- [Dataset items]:
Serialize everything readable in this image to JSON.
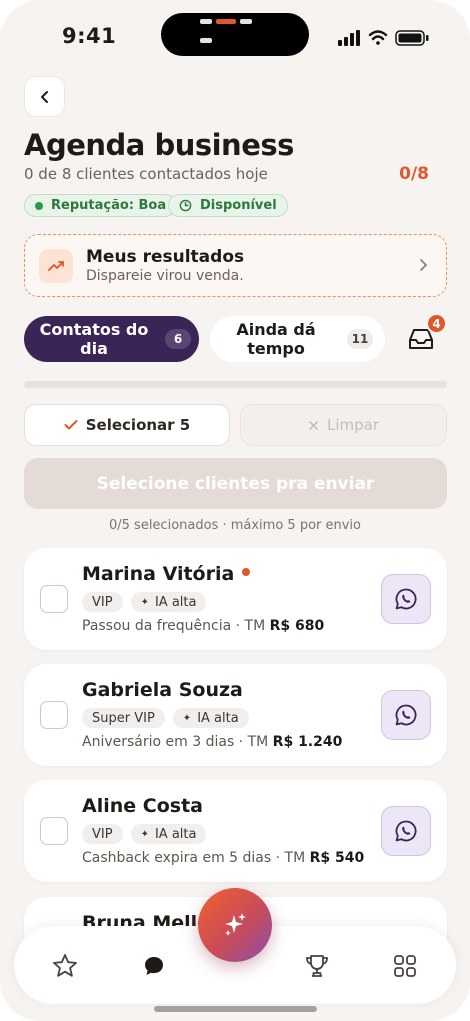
{
  "status_bar": {
    "time": "9:41"
  },
  "header": {
    "title": "Agenda business",
    "subtitle": "0 de 8 clientes contactados hoje",
    "counter": "0/8"
  },
  "pills": {
    "reputation": "Reputação: Boa",
    "availability": "Disponível"
  },
  "results_card": {
    "title": "Meus resultados",
    "subtitle": "Dispareie virou venda."
  },
  "tabs": [
    {
      "label": "Contatos do dia",
      "count": "6",
      "active": true
    },
    {
      "label": "Ainda dá tempo",
      "count": "11",
      "active": false
    }
  ],
  "inbox_badge": "4",
  "actions": {
    "select_label": "Selecionar 5",
    "clear_label": "Limpar",
    "send_label": "Selecione clientes pra enviar",
    "hint": "0/5 selecionados · máximo 5 por envio"
  },
  "clients": [
    {
      "name": "Marina Vitória",
      "unread": true,
      "tier": "VIP",
      "ai_tag": "IA alta",
      "info": "Passou da frequência · TM ",
      "amount": "R$ 680"
    },
    {
      "name": "Gabriela Souza",
      "unread": false,
      "tier": "Super VIP",
      "ai_tag": "IA alta",
      "info": "Aniversário em 3 dias · TM ",
      "amount": "R$ 1.240"
    },
    {
      "name": "Aline Costa",
      "unread": false,
      "tier": "VIP",
      "ai_tag": "IA alta",
      "info": "Cashback expira em 5 dias · TM ",
      "amount": "R$ 540"
    },
    {
      "name": "Bruna Mello"
    }
  ],
  "colors": {
    "accent": "#e0582a",
    "primary": "#3b2456",
    "background": "#f6f3f1",
    "success": "#2b7a3c"
  },
  "icons": {
    "back": "chevron-left-icon",
    "results": "trending-up-icon",
    "inbox": "inbox-icon",
    "whatsapp": "whatsapp-icon",
    "nav": [
      "star-icon",
      "chat-icon",
      "trophy-icon",
      "grid-icon"
    ],
    "fab": "sparkles-icon"
  }
}
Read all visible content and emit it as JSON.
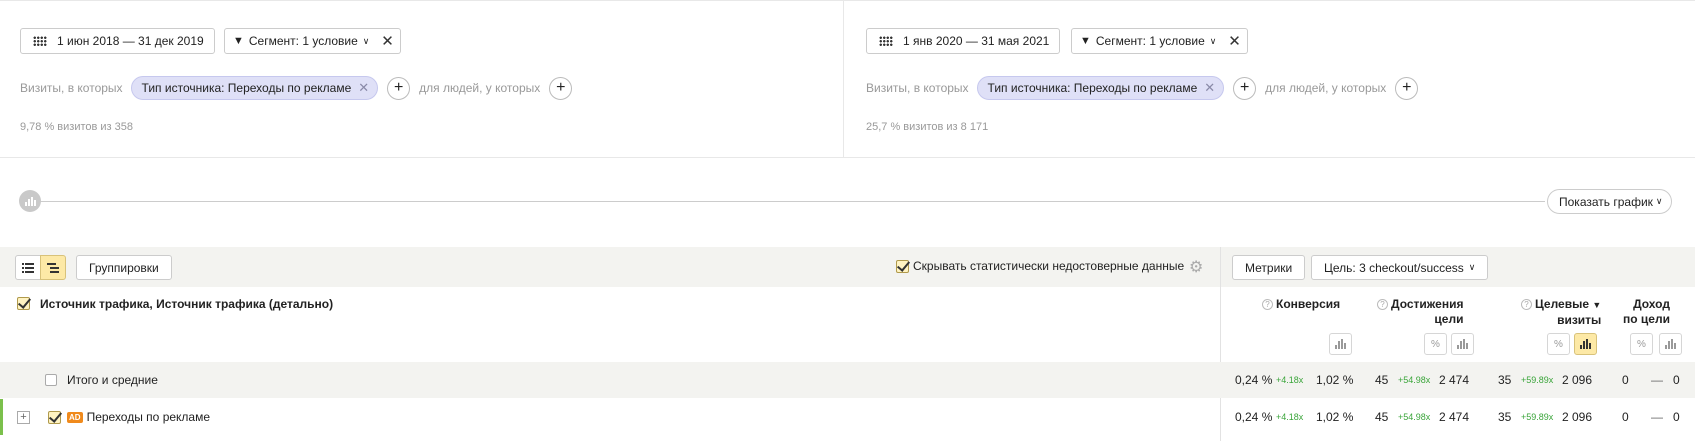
{
  "segments": {
    "left": {
      "date_range": "1 июн 2018 — 31 дек 2019",
      "segment_label": "Сегмент: 1 условие",
      "visits_label": "Визиты, в которых",
      "chip_label": "Тип источника: Переходы по рекламе",
      "people_label": "для людей, у которых",
      "stats": "9,78 % визитов из 358"
    },
    "right": {
      "date_range": "1 янв 2020 — 31 мая 2021",
      "segment_label": "Сегмент: 1 условие",
      "visits_label": "Визиты, в которых",
      "chip_label": "Тип источника: Переходы по рекламе",
      "people_label": "для людей, у которых",
      "stats": "25,7 % визитов из 8 171"
    }
  },
  "graph": {
    "show_label": "Показать график"
  },
  "toolbar": {
    "groupings_label": "Группировки",
    "hide_unreliable_label": "Скрывать статистически недостоверные данные",
    "metrics_label": "Метрики",
    "goal_label": "Цель: 3 checkout/success"
  },
  "table": {
    "dimension_title": "Источник трафика, Источник трафика (детально)",
    "columns": {
      "conversion": "Конверсия",
      "goal_reaches_1": "Достижения",
      "goal_reaches_2": "цели",
      "target_visits_1": "Целевые",
      "target_visits_2": "визиты",
      "target_visits_sort": "▼",
      "revenue_1": "Доход",
      "revenue_2": "по цели"
    },
    "mini_percent": "%",
    "rows": [
      {
        "label": "Итого и средние",
        "conv_a": "0,24 %",
        "conv_delta": "+4.18x",
        "conv_b": "1,02 %",
        "reach_a": "45",
        "reach_delta": "+54.98x",
        "reach_b": "2 474",
        "tv_a": "35",
        "tv_delta": "+59.89x",
        "tv_b": "2 096",
        "rev_a": "0",
        "rev_delta": "—",
        "rev_b": "0"
      },
      {
        "label": "Переходы по рекламе",
        "badge": "AD",
        "conv_a": "0,24 %",
        "conv_delta": "+4.18x",
        "conv_b": "1,02 %",
        "reach_a": "45",
        "reach_delta": "+54.98x",
        "reach_b": "2 474",
        "tv_a": "35",
        "tv_delta": "+59.89x",
        "tv_b": "2 096",
        "rev_a": "0",
        "rev_delta": "—",
        "rev_b": "0"
      }
    ]
  },
  "icons": {
    "x": "✕",
    "plus": "+",
    "chevron": "⌵",
    "funnel": "⏷",
    "gear": "⚙"
  },
  "colors": {
    "chip_bg": "#dfe0f7",
    "active_yellow": "#fde9a6",
    "delta_green": "#3aa53a",
    "ad_orange": "#f08a1c",
    "row_accent": "#7bc04c"
  }
}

- [Goal]:
Can the entries above be repeated exactly, without their pictures?

- [Output of the exercise]:
Serialize everything readable in this image to JSON.
{
  "status_bar": {
    "time": "9:41"
  },
  "header": {
    "title": "Agenda business",
    "subtitle": "0 de 8 clientes contactados hoje",
    "counter": "0/8"
  },
  "pills": {
    "reputation": "Reputação: Boa",
    "availability": "Disponível"
  },
  "results_card": {
    "title": "Meus resultados",
    "subtitle": "Dispareie virou venda."
  },
  "tabs": [
    {
      "label": "Contatos do dia",
      "count": "6",
      "active": true
    },
    {
      "label": "Ainda dá tempo",
      "count": "11",
      "active": false
    }
  ],
  "inbox_badge": "4",
  "actions": {
    "select_label": "Selecionar 5",
    "clear_label": "Limpar",
    "send_label": "Selecione clientes pra enviar",
    "hint": "0/5 selecionados · máximo 5 por envio"
  },
  "clients": [
    {
      "name": "Marina Vitória",
      "unread": true,
      "tier": "VIP",
      "ai_tag": "IA alta",
      "info": "Passou da frequência · TM ",
      "amount": "R$ 680"
    },
    {
      "name": "Gabriela Souza",
      "unread": false,
      "tier": "Super VIP",
      "ai_tag": "IA alta",
      "info": "Aniversário em 3 dias · TM ",
      "amount": "R$ 1.240"
    },
    {
      "name": "Aline Costa",
      "unread": false,
      "tier": "VIP",
      "ai_tag": "IA alta",
      "info": "Cashback expira em 5 dias · TM ",
      "amount": "R$ 540"
    },
    {
      "name": "Bruna Mello"
    }
  ],
  "colors": {
    "accent": "#e0582a",
    "primary": "#3b2456",
    "background": "#f6f3f1",
    "success": "#2b7a3c"
  },
  "icons": {
    "back": "chevron-left-icon",
    "results": "trending-up-icon",
    "inbox": "inbox-icon",
    "whatsapp": "whatsapp-icon",
    "nav": [
      "star-icon",
      "chat-icon",
      "trophy-icon",
      "grid-icon"
    ],
    "fab": "sparkles-icon"
  }
}
Read all visible content and emit it as JSON.
{
  "segments": {
    "left": {
      "date_range": "1 июн 2018 — 31 дек 2019",
      "segment_label": "Сегмент: 1 условие",
      "visits_label": "Визиты, в которых",
      "chip_label": "Тип источника: Переходы по рекламе",
      "people_label": "для людей, у которых",
      "stats": "9,78 % визитов из 358"
    },
    "right": {
      "date_range": "1 янв 2020 — 31 мая 2021",
      "segment_label": "Сегмент: 1 условие",
      "visits_label": "Визиты, в которых",
      "chip_label": "Тип источника: Переходы по рекламе",
      "people_label": "для людей, у которых",
      "stats": "25,7 % визитов из 8 171"
    }
  },
  "graph": {
    "show_label": "Показать график"
  },
  "toolbar": {
    "groupings_label": "Группировки",
    "hide_unreliable_label": "Скрывать статистически недостоверные данные",
    "metrics_label": "Метрики",
    "goal_label": "Цель: 3 checkout/success"
  },
  "table": {
    "dimension_title": "Источник трафика, Источник трафика (детально)",
    "columns": {
      "conversion": "Конверсия",
      "goal_reaches_1": "Достижения",
      "goal_reaches_2": "цели",
      "target_visits_1": "Целевые",
      "target_visits_2": "визиты",
      "target_visits_sort": "▼",
      "revenue_1": "Доход",
      "revenue_2": "по цели"
    },
    "mini_percent": "%",
    "rows": [
      {
        "label": "Итого и средние",
        "conv_a": "0,24 %",
        "conv_delta": "+4.18x",
        "conv_b": "1,02 %",
        "reach_a": "45",
        "reach_delta": "+54.98x",
        "reach_b": "2 474",
        "tv_a": "35",
        "tv_delta": "+59.89x",
        "tv_b": "2 096",
        "rev_a": "0",
        "rev_delta": "—",
        "rev_b": "0"
      },
      {
        "label": "Переходы по рекламе",
        "badge": "AD",
        "conv_a": "0,24 %",
        "conv_delta": "+4.18x",
        "conv_b": "1,02 %",
        "reach_a": "45",
        "reach_delta": "+54.98x",
        "reach_b": "2 474",
        "tv_a": "35",
        "tv_delta": "+59.89x",
        "tv_b": "2 096",
        "rev_a": "0",
        "rev_delta": "—",
        "rev_b": "0"
      }
    ]
  },
  "icons": {
    "x": "✕",
    "plus": "+",
    "chevron": "⌵",
    "funnel": "⏷",
    "gear": "⚙"
  },
  "colors": {
    "chip_bg": "#dfe0f7",
    "active_yellow": "#fde9a6",
    "delta_green": "#3aa53a",
    "ad_orange": "#f08a1c",
    "row_accent": "#7bc04c"
  }
}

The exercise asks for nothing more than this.